Written exercise
Search the records that follow and extract every line containing the string "Pizza".

Material for the task
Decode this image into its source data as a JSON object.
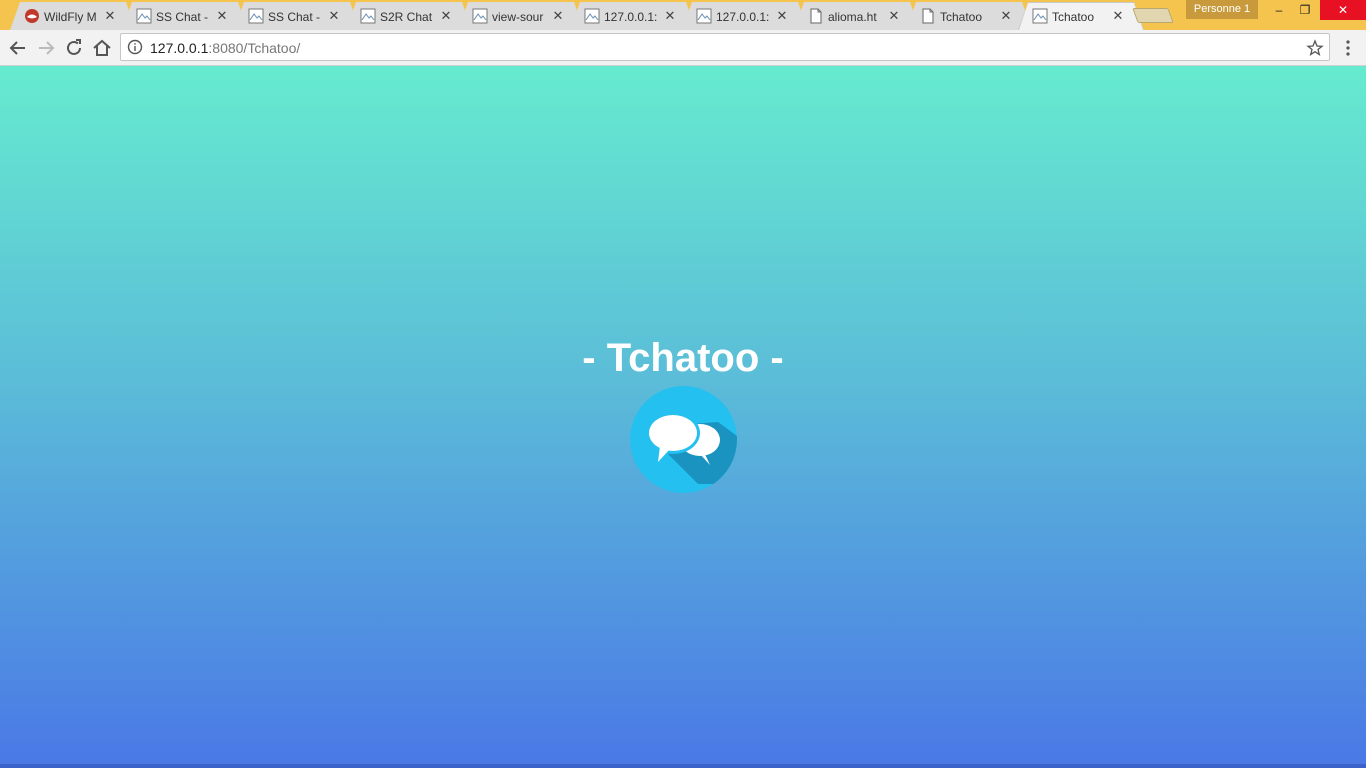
{
  "browser": {
    "tabs": [
      {
        "title": "WildFly M",
        "icon": "wildfly-icon",
        "active": false
      },
      {
        "title": "SS Chat -",
        "icon": "page-thumbnail-icon",
        "active": false
      },
      {
        "title": "SS Chat -",
        "icon": "page-thumbnail-icon",
        "active": false
      },
      {
        "title": "S2R Chat",
        "icon": "page-thumbnail-icon",
        "active": false
      },
      {
        "title": "view-sour",
        "icon": "page-thumbnail-icon",
        "active": false
      },
      {
        "title": "127.0.0.1:",
        "icon": "page-thumbnail-icon",
        "active": false
      },
      {
        "title": "127.0.0.1:",
        "icon": "page-thumbnail-icon",
        "active": false
      },
      {
        "title": "alioma.ht",
        "icon": "document-icon",
        "active": false
      },
      {
        "title": "Tchatoo",
        "icon": "document-icon",
        "active": false
      },
      {
        "title": "Tchatoo",
        "icon": "page-thumbnail-icon",
        "active": true
      }
    ],
    "tab_close_glyph": "✕",
    "profile_label": "Personne 1",
    "window_controls": {
      "minimize": "–",
      "maximize": "❐",
      "close": "✕"
    },
    "address": {
      "host": "127.0.0.1",
      "rest": ":8080/Tchatoo/"
    }
  },
  "page": {
    "title": "- Tchatoo -",
    "logo_icon": "chat-bubbles-icon",
    "colors": {
      "gradient_top": "#66ebcf",
      "gradient_bottom": "#4a78e6",
      "logo_circle": "#24c0ef"
    }
  }
}
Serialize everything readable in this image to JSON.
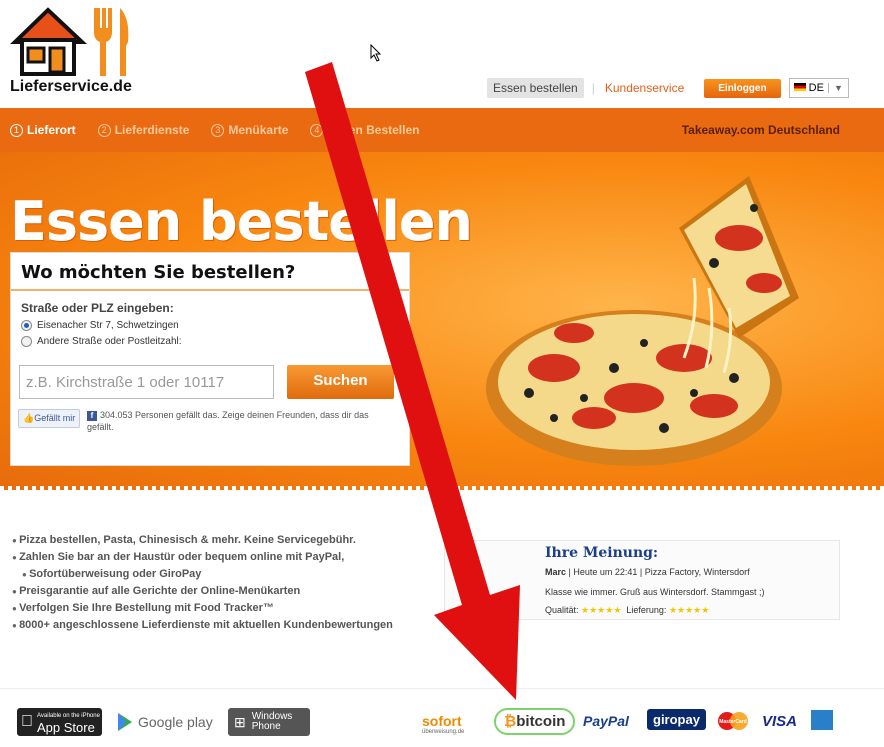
{
  "logo": {
    "name": "Lieferservice.de",
    "icon": "house-cutlery-icon"
  },
  "topnav": {
    "order": "Essen bestellen",
    "service": "Kundenservice",
    "login": "Einloggen",
    "lang": "DE"
  },
  "steps": [
    {
      "num": "1",
      "label": "Lieferort"
    },
    {
      "num": "2",
      "label": "Lieferdienste"
    },
    {
      "num": "3",
      "label": "Menükarte"
    },
    {
      "num": "4",
      "label": "Essen Bestellen"
    }
  ],
  "brand": "Takeaway.com Deutschland",
  "hero": {
    "title": "Essen bestellen"
  },
  "search": {
    "heading": "Wo möchten Sie bestellen?",
    "label": "Straße oder PLZ eingeben:",
    "option1": "Eisenacher Str 7, Schwetzingen",
    "option2": "Andere Straße oder Postleitzahl:",
    "placeholder": "z.B. Kirchstraße 1 oder 10117",
    "button": "Suchen"
  },
  "facebook": {
    "like": "Gefällt mir",
    "text": "304.053 Personen gefällt das. Zeige deinen Freunden, dass dir das gefällt."
  },
  "features": [
    "Pizza bestellen, Pasta, Chinesisch & mehr. Keine Servicegebühr.",
    "Zahlen Sie bar an der Haustür oder bequem online mit PayPal,",
    "Sofortüberweisung oder GiroPay",
    "Preisgarantie auf alle Gerichte der Online-Menükarten",
    "Verfolgen Sie Ihre Bestellung mit Food Tracker™",
    "8000+ angeschlossene Lieferdienste mit aktuellen Kundenbewertungen"
  ],
  "opinion": {
    "title": "Ihre Meinung:",
    "author": "Marc",
    "meta": " | Heute um 22:41 | Pizza Factory, Wintersdorf",
    "text": "Klasse wie immer. Gruß aus Wintersdorf. Stammgast ;)",
    "quality": "Qualität:",
    "delivery": "Lieferung:",
    "stars": "★★★★★"
  },
  "stores": {
    "appstore_small": "Available on the iPhone",
    "appstore": "App Store",
    "googleplay": "Google play",
    "winphone": "Windows Phone"
  },
  "payments": {
    "sofort": "sofort",
    "sofort_sub": "überweisung.de",
    "bitcoin": "bitcoin",
    "paypal": "PayPal",
    "giropay": "giropay",
    "mastercard": "MasterCard",
    "visa": "VISA"
  },
  "colors": {
    "orange": "#ea6a12",
    "arrow": "#e01010",
    "highlight": "#7bd36a"
  }
}
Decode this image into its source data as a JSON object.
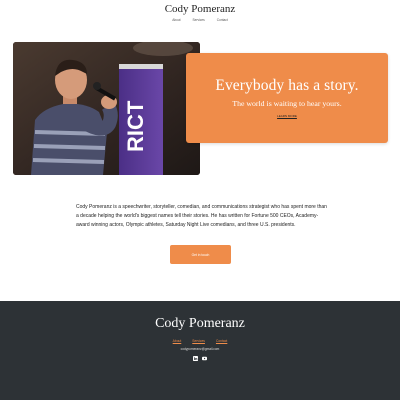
{
  "header": {
    "title": "Cody Pomeranz",
    "nav": [
      "About",
      "Services",
      "Contact"
    ]
  },
  "hero": {
    "headline": "Everybody has a story.",
    "subheadline": "The world is waiting to hear yours.",
    "link_label": "LEARN MORE",
    "banner_text": "RICT"
  },
  "bio": {
    "text": "Cody Pomeranz is a speechwriter, storyteller, comedian, and communications strategist who has spent more than a decade helping the world's biggest names tell their stories. He has written for Fortune 500 CEOs, Academy-award winning actors, Olympic athletes, Saturday Night Live comedians, and three U.S. presidents."
  },
  "cta": {
    "label": "Get in touch"
  },
  "footer": {
    "title": "Cody Pomeranz",
    "nav": [
      "About",
      "Services",
      "Contact"
    ],
    "email": "codypomeranz@gmail.com",
    "social": [
      "linkedin-icon",
      "youtube-icon"
    ]
  },
  "colors": {
    "accent": "#ef8c4a",
    "footer_bg": "#2d3236"
  }
}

Reply to the task
    "Pizza bestellen, Pasta, Chinesisch & mehr. Keine Servicegebühr.",
    "meta": " | Heute um 22:41 | Pizza Factory, Wintersdorf",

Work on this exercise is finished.